--- begin ---

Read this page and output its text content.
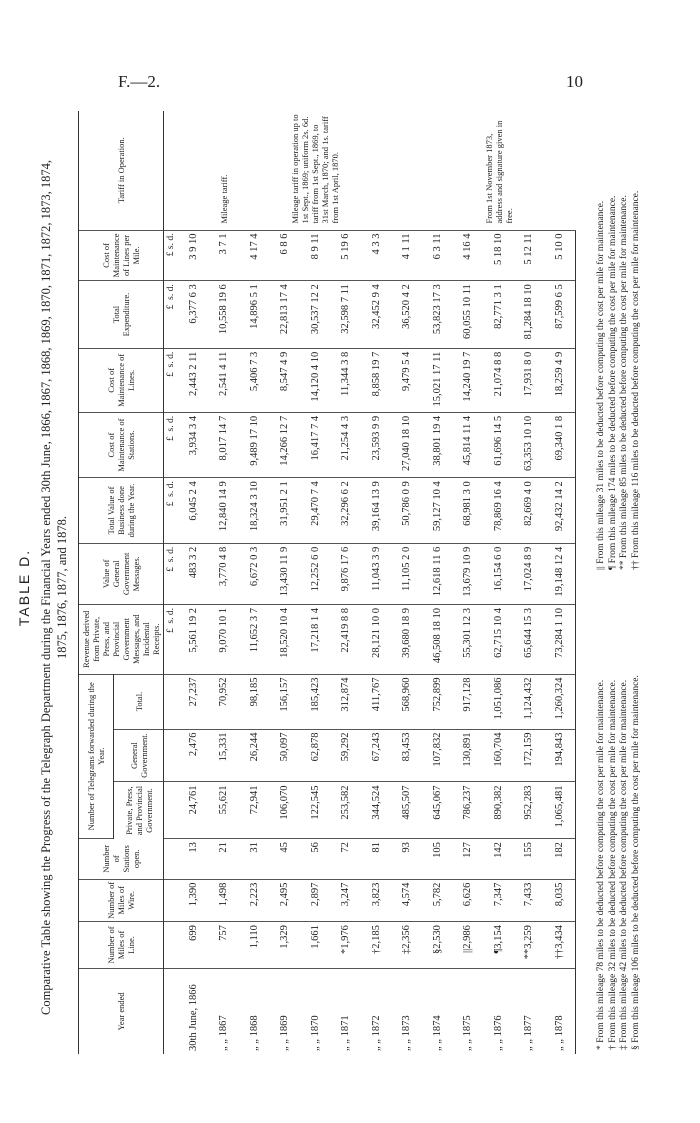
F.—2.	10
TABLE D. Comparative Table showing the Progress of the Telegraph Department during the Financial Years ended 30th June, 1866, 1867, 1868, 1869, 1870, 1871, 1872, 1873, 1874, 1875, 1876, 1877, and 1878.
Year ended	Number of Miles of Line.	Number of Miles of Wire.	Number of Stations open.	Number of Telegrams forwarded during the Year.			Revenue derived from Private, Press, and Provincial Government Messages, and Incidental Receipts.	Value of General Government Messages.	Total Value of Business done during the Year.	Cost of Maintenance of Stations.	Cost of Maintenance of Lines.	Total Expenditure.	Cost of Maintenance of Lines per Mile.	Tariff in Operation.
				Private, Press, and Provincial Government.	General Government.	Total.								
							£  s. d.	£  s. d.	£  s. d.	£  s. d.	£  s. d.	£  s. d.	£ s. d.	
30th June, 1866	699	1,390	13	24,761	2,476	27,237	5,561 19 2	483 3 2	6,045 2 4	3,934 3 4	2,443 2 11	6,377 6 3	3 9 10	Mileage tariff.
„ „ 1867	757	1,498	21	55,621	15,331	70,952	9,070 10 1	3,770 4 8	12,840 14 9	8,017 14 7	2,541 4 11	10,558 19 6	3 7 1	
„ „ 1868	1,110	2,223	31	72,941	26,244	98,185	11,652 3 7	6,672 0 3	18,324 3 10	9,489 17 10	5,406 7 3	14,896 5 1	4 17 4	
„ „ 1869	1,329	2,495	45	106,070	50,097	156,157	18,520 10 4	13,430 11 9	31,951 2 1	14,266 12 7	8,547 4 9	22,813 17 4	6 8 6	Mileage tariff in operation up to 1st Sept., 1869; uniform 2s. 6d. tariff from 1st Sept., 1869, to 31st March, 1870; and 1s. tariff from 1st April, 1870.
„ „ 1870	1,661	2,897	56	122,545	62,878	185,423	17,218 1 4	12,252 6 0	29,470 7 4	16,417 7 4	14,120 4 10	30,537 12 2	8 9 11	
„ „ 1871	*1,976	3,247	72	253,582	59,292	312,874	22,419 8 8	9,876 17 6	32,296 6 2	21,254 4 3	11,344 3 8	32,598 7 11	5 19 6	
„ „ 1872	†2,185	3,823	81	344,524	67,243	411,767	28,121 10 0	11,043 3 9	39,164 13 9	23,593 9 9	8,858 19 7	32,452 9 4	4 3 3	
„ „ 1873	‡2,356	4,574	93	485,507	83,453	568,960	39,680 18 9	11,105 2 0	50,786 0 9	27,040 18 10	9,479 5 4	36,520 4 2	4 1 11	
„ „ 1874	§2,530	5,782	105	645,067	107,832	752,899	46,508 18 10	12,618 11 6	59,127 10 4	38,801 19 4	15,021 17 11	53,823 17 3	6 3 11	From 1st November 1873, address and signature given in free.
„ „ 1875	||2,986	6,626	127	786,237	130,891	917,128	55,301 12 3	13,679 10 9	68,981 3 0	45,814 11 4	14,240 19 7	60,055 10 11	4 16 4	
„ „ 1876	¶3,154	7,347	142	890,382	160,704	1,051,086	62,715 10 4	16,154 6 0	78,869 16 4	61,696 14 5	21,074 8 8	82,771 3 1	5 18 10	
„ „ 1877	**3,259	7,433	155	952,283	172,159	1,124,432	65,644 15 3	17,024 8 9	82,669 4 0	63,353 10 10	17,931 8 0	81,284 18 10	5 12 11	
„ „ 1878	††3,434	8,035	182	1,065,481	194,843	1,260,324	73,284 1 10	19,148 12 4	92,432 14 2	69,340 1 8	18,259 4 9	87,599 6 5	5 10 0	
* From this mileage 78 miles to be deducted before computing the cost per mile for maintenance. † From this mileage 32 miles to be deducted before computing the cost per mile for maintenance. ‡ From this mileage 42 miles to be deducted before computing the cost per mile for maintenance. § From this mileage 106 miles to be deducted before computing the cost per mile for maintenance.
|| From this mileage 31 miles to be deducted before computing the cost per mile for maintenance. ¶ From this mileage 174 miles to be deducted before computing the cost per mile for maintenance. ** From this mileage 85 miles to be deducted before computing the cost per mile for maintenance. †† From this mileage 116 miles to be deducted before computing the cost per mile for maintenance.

--- end ---
--- begin ---

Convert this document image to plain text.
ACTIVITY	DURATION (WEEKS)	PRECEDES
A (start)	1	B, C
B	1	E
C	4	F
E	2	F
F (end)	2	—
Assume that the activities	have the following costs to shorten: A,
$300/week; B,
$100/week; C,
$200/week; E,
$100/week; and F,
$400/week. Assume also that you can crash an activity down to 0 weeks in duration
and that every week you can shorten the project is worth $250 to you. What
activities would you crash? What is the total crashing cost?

--- end ---

## DIRECTIONS:
Filter the listing above by the word "text"; copy each line that passes.

## REPLY TO THE TASK:
Read this page and output its text content.
Convert this document image to plain text.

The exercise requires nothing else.